• WRITTEN REQUEST: Retype the entries from the line containing "grid-letter: E (342, 432, 354, 451)" up to and including the line containing "grid-letter: R (376, 363, 389, 382)", preserving each one precisely.

• RECORD SET:
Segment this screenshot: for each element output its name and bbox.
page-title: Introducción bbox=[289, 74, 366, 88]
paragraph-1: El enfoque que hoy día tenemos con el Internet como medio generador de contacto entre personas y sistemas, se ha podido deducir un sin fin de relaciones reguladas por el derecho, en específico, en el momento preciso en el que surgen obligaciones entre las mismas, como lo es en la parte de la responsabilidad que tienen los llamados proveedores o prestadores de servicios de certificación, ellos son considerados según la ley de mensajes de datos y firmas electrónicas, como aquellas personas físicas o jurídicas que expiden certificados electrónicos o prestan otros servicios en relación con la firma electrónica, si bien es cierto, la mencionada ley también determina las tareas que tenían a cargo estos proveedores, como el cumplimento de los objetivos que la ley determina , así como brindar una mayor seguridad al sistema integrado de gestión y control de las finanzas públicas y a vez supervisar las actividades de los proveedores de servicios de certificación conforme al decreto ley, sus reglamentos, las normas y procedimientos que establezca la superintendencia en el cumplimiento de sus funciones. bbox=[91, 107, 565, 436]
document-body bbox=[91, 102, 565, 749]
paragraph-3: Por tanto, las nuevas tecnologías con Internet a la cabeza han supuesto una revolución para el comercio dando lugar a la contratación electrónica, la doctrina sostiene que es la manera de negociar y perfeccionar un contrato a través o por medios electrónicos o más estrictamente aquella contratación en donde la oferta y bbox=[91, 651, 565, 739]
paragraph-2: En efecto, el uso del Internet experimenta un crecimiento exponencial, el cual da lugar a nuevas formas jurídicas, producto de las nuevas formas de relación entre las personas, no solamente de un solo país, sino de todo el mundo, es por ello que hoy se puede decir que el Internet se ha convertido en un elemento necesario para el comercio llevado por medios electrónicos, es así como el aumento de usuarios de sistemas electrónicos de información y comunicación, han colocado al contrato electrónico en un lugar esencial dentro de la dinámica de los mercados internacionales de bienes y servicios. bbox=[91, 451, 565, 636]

...

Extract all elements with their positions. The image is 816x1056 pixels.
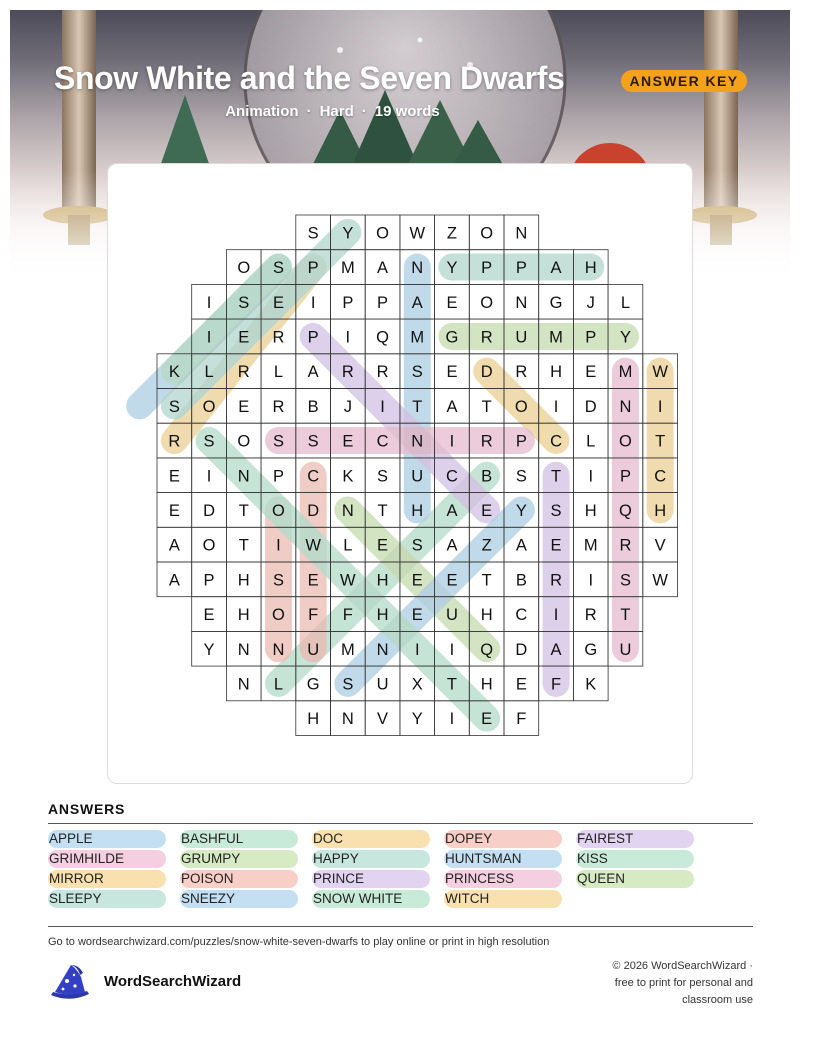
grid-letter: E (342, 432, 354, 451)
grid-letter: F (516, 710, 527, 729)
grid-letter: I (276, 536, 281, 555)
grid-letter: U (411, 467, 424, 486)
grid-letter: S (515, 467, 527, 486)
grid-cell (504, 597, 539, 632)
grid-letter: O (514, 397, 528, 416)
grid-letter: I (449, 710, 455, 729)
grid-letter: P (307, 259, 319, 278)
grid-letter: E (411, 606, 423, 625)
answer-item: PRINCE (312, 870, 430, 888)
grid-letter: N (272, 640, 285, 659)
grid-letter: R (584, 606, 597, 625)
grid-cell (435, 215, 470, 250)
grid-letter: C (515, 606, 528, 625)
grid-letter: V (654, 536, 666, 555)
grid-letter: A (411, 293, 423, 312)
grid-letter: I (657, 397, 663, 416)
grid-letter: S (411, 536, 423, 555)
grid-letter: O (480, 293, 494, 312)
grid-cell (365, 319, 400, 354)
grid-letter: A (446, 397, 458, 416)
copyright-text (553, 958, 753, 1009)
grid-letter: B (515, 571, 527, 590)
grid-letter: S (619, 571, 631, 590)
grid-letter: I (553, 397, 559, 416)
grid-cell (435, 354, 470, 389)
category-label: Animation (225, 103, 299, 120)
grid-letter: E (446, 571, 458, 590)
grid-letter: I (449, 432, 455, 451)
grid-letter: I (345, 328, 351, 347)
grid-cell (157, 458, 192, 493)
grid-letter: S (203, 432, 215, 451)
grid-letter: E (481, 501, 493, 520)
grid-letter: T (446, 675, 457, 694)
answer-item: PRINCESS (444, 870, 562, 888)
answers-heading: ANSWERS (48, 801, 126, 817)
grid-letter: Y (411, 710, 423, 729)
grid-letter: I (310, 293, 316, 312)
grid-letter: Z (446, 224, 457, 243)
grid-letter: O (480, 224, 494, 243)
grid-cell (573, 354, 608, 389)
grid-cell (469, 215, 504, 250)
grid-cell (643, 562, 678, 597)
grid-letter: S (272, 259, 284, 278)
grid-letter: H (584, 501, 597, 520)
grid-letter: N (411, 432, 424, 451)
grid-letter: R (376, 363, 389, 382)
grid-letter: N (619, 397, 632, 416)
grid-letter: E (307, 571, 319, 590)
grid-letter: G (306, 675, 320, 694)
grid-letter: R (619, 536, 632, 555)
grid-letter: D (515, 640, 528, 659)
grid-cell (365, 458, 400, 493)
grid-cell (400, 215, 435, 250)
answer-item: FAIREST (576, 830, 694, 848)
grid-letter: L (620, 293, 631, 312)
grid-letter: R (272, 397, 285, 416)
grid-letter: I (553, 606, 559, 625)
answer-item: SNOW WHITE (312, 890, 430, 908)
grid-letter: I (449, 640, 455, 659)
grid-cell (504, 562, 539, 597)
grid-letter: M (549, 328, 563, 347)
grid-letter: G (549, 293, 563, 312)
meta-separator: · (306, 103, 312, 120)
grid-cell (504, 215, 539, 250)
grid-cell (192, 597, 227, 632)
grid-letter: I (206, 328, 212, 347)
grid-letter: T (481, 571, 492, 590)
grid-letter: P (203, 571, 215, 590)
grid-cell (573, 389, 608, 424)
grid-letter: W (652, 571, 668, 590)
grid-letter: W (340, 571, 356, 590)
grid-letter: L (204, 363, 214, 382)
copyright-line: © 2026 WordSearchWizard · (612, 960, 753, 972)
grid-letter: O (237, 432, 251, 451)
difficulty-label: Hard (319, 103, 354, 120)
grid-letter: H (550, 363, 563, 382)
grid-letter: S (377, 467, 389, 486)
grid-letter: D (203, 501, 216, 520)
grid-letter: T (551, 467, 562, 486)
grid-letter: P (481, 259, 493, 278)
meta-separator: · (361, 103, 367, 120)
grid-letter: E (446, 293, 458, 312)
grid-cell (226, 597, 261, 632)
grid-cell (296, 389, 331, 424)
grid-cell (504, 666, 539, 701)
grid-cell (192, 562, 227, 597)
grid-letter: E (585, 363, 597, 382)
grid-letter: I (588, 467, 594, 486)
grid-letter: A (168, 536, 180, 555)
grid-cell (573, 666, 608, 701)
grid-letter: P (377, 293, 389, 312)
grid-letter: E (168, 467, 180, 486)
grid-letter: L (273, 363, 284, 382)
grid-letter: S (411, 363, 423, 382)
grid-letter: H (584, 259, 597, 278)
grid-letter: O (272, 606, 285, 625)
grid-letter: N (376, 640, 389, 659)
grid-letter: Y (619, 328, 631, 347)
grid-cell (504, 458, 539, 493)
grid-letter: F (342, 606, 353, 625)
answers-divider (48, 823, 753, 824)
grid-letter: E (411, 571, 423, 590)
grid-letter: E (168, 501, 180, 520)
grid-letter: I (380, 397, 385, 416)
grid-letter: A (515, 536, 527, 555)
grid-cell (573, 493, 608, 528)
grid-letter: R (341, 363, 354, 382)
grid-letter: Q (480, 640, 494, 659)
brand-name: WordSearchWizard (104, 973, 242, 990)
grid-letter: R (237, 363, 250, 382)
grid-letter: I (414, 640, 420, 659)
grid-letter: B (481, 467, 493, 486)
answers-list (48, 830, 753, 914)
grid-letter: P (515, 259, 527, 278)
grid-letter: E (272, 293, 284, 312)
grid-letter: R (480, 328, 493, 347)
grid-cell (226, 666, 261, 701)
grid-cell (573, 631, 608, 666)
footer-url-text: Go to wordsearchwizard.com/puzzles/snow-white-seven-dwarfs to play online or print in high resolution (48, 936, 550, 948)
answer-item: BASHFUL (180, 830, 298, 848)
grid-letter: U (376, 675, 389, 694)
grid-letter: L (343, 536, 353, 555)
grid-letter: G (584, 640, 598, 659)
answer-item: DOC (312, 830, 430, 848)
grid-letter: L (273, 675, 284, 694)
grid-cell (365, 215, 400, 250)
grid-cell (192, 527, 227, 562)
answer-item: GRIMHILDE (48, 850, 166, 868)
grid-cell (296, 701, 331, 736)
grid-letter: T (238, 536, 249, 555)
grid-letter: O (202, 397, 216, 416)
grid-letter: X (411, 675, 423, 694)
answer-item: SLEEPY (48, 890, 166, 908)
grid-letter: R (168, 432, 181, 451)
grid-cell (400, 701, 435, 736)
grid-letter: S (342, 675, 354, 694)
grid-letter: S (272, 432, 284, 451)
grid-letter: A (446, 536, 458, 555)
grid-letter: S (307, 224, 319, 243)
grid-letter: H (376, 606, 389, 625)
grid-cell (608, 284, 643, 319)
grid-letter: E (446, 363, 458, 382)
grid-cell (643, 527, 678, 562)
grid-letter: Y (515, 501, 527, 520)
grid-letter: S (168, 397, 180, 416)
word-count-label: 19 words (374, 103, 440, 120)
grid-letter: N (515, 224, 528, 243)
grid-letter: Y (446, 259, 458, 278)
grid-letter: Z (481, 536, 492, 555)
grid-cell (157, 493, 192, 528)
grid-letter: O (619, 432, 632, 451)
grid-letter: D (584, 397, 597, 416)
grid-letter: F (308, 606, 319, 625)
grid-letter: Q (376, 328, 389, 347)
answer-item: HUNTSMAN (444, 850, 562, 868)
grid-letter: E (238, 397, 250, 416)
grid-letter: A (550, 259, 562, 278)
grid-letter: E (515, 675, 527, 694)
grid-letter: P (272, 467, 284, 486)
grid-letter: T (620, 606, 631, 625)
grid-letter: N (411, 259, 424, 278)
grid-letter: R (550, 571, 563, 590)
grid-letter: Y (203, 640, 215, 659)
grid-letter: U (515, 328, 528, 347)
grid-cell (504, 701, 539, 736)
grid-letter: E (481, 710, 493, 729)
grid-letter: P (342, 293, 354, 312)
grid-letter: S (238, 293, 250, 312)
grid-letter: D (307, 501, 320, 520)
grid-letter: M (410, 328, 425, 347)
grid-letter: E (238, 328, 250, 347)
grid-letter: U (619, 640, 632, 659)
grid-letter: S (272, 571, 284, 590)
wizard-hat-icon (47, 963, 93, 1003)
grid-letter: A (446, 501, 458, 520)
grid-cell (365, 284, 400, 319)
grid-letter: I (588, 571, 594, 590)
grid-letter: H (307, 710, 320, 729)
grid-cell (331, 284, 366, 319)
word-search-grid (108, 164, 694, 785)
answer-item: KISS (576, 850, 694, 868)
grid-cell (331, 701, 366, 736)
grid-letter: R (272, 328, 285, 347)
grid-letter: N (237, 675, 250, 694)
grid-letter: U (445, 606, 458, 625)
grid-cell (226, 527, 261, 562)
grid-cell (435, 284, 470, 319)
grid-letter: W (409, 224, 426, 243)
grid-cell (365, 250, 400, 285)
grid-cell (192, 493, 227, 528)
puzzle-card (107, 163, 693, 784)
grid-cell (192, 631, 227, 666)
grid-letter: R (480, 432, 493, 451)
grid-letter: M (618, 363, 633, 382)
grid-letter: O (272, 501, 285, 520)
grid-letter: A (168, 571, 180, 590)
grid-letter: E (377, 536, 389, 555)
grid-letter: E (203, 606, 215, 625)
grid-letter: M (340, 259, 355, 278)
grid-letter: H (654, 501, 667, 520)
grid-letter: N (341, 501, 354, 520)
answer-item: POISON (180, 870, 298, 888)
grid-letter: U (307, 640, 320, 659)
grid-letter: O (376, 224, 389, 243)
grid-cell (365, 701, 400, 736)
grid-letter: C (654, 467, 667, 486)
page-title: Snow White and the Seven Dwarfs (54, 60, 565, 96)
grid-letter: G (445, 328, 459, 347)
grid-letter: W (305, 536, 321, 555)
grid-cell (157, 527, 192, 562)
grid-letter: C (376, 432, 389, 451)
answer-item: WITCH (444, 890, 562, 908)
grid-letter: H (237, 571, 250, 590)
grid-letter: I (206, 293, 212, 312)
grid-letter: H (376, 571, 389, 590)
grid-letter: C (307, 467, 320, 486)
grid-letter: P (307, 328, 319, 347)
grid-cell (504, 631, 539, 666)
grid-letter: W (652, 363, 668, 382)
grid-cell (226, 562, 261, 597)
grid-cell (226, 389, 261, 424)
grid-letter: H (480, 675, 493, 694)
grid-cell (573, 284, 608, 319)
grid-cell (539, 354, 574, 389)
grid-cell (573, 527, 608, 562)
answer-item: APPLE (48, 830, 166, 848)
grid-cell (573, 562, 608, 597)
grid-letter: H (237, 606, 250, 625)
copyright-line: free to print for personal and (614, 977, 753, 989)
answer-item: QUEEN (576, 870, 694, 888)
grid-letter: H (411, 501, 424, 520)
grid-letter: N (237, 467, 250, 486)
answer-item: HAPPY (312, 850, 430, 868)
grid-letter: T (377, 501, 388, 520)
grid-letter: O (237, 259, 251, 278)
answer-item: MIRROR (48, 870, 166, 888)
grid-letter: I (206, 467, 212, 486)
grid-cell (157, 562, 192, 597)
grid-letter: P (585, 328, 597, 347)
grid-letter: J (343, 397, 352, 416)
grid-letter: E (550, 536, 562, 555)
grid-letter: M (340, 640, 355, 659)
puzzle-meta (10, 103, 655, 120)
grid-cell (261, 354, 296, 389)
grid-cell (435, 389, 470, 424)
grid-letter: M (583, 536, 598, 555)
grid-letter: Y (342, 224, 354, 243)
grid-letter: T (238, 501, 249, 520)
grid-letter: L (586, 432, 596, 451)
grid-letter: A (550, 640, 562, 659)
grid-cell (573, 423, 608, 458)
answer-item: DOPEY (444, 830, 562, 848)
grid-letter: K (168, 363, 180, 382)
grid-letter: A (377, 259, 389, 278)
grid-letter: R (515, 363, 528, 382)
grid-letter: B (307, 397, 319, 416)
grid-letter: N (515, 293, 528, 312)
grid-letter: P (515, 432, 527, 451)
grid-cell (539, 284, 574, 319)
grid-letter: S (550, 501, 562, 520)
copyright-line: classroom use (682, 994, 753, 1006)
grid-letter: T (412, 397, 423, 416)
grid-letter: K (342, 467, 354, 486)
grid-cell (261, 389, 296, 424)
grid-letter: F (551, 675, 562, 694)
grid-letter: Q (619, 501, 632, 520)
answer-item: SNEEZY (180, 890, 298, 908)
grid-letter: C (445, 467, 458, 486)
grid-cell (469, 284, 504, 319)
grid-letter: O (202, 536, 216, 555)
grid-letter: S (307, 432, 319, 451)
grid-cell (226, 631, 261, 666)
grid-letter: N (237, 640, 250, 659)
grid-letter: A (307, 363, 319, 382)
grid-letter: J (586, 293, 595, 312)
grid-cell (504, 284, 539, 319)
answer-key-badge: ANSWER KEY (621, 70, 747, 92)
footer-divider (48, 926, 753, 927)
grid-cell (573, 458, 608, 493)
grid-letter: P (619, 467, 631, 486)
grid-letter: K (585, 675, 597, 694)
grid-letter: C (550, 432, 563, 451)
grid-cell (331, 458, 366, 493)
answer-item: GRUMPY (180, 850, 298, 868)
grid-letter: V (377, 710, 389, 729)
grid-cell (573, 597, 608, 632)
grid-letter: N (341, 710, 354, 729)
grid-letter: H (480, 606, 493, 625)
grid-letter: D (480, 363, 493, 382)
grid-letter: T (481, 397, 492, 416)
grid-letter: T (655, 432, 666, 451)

• ANSWER BELOW:
grid-letter: E (342, 432, 354, 451)
grid-letter: F (516, 710, 527, 729)
grid-letter: I (276, 536, 281, 555)
grid-letter: U (411, 467, 424, 486)
grid-letter: S (515, 467, 527, 486)
grid-cell (504, 597, 539, 632)
grid-letter: O (514, 397, 528, 416)
grid-letter: I (449, 710, 455, 729)
grid-letter: P (307, 259, 319, 278)
grid-letter: E (411, 606, 423, 625)
answer-item: PRINCE (312, 870, 430, 888)
grid-letter: N (272, 640, 285, 659)
grid-letter: R (584, 606, 597, 625)
grid-cell (435, 215, 470, 250)
grid-letter: C (515, 606, 528, 625)
grid-letter: V (654, 536, 666, 555)
grid-letter: A (411, 293, 423, 312)
grid-letter: I (657, 397, 663, 416)
grid-letter: S (411, 536, 423, 555)
grid-letter: O (480, 293, 494, 312)
grid-cell (365, 319, 400, 354)
grid-letter: A (446, 397, 458, 416)
copyright-text (553, 958, 753, 1009)
grid-letter: B (515, 571, 527, 590)
grid-letter: S (619, 571, 631, 590)
grid-letter: I (553, 397, 559, 416)
grid-cell (435, 354, 470, 389)
category-label: Animation (225, 103, 299, 120)
grid-letter: E (446, 571, 458, 590)
grid-letter: I (449, 432, 455, 451)
grid-letter: I (345, 328, 351, 347)
grid-cell (157, 458, 192, 493)
grid-letter: S (203, 432, 215, 451)
grid-letter: E (481, 501, 493, 520)
grid-letter: T (446, 675, 457, 694)
answer-item: PRINCESS (444, 870, 562, 888)
answers-heading: ANSWERS (48, 801, 126, 817)
grid-letter: Y (411, 710, 423, 729)
grid-letter: I (310, 293, 316, 312)
grid-letter: Z (446, 224, 457, 243)
grid-letter: O (480, 224, 494, 243)
grid-cell (573, 354, 608, 389)
grid-cell (469, 215, 504, 250)
grid-cell (643, 562, 678, 597)
grid-letter: S (272, 259, 284, 278)
grid-letter: H (584, 501, 597, 520)
grid-letter: N (411, 432, 424, 451)
grid-letter: R (376, 363, 389, 382)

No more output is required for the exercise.